## OBJECTIVE
Where does the string "screenshot" appear? Copy every line of the entries below that holds it.

Data records

^^^^^^^^

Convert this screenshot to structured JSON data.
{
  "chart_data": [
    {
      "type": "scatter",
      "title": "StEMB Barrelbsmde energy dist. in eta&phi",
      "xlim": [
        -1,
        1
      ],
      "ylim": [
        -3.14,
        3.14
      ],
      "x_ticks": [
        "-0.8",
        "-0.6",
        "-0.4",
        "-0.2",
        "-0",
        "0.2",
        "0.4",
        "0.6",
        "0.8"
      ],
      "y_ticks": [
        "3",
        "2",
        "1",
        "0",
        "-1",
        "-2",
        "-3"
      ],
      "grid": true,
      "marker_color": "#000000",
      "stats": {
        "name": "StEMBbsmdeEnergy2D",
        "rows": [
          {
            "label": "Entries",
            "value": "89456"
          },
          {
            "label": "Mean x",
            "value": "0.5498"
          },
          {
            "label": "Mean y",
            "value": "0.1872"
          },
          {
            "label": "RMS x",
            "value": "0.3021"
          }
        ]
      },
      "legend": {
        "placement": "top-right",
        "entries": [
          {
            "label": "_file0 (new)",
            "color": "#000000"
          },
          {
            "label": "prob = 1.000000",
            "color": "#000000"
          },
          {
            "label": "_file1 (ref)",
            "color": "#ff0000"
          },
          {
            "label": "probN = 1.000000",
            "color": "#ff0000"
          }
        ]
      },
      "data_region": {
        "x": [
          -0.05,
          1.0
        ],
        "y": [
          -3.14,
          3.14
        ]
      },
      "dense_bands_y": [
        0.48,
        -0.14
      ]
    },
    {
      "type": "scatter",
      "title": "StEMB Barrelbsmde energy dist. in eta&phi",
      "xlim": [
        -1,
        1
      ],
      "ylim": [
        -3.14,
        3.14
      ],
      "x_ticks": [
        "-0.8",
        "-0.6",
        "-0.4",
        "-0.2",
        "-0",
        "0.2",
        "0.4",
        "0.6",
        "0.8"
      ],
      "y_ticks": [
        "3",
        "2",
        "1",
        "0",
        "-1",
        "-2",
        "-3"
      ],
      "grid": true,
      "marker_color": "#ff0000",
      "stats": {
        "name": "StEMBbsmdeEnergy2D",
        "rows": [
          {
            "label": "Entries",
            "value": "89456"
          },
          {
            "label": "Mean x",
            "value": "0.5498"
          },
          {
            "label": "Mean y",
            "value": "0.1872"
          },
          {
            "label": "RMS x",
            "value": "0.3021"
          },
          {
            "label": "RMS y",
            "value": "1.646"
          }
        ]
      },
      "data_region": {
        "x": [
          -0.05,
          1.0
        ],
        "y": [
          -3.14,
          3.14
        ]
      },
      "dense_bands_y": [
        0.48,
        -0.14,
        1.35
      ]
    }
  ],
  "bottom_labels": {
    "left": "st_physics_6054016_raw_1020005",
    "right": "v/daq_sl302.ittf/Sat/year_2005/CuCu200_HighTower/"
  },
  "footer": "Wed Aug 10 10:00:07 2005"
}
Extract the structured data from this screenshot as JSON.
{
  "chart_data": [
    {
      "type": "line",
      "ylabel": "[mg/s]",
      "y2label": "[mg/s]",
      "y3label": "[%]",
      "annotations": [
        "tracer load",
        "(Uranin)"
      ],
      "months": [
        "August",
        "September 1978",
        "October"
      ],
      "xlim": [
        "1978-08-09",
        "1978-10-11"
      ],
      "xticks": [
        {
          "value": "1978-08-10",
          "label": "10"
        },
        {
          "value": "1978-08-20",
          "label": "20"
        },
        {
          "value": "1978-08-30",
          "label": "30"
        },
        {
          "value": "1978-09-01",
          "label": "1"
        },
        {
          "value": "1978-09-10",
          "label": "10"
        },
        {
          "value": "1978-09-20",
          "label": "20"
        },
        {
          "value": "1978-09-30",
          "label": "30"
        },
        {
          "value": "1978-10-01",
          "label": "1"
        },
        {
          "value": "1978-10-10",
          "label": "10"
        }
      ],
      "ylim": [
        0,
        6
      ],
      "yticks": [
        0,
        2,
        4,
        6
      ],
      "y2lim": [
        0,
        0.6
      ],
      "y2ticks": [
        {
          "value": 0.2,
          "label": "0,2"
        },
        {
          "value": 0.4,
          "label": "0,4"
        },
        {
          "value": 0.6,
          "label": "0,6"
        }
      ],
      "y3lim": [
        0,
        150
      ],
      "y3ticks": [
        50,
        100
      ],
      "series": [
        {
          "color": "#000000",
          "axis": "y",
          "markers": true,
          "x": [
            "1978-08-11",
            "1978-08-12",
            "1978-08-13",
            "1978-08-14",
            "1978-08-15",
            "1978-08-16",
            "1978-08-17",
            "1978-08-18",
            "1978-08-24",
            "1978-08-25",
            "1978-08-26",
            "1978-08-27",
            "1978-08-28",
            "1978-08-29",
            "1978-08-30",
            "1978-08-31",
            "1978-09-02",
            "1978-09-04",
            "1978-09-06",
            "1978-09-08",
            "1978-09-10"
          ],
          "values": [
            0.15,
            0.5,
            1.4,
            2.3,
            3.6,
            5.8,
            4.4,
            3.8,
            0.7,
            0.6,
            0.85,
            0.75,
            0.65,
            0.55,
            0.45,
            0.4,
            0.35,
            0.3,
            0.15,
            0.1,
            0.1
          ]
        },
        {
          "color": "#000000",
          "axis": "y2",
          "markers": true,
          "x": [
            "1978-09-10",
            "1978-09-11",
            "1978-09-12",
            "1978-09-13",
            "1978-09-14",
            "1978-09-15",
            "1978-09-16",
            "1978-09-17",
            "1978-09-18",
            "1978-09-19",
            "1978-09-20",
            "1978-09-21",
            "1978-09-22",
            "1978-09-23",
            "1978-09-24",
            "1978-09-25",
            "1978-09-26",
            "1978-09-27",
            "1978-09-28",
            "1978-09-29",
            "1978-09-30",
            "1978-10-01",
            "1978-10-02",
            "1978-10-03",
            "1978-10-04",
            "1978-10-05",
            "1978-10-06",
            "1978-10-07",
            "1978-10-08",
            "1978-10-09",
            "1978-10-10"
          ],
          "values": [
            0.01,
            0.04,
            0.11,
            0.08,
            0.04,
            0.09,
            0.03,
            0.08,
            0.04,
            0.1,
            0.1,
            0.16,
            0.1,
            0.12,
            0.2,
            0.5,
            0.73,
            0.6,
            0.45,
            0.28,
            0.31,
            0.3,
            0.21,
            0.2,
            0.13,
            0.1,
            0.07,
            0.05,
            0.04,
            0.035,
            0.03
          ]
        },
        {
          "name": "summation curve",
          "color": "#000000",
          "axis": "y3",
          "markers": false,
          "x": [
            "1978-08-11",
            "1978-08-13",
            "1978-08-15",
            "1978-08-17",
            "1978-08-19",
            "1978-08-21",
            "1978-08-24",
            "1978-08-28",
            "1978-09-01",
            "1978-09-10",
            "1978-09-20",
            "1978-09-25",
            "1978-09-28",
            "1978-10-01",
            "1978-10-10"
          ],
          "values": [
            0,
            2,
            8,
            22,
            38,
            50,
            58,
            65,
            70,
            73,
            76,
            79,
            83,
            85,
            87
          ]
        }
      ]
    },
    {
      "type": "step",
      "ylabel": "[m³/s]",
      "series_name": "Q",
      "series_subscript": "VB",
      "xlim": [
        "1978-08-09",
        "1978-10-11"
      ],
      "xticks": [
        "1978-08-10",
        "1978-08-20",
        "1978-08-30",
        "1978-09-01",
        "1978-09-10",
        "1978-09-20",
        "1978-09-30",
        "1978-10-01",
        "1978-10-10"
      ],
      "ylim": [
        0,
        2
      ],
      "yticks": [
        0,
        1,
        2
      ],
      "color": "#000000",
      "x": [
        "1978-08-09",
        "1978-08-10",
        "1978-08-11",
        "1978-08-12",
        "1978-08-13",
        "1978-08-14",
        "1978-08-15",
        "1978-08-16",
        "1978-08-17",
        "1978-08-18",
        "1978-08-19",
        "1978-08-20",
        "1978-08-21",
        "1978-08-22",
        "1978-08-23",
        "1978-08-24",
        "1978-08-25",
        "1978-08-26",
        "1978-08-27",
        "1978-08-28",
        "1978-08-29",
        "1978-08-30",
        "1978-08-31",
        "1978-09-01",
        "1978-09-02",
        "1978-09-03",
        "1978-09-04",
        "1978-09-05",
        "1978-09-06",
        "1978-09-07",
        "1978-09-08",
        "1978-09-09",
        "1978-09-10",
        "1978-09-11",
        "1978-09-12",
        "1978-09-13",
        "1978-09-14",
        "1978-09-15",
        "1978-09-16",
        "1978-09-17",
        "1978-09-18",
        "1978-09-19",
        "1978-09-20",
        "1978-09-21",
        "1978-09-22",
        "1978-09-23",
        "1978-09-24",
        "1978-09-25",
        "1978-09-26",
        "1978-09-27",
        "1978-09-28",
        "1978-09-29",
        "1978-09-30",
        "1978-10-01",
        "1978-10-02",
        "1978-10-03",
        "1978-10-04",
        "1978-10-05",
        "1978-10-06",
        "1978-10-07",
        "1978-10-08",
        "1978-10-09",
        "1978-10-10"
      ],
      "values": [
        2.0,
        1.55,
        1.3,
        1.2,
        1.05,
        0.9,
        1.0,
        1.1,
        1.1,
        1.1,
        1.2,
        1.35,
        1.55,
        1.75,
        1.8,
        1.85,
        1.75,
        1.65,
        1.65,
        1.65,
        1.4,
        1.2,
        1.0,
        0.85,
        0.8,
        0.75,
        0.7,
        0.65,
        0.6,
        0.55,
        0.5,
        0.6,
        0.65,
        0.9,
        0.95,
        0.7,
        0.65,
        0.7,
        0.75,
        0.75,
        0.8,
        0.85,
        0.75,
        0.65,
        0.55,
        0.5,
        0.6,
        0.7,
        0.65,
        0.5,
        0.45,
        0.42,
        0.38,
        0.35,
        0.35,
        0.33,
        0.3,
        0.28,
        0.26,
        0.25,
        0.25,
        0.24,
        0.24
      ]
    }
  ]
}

^^^^^^^^

## THE REPLY
Convert this screenshot to structured JSON data.
Extract the structured data from this screenshot as JSON.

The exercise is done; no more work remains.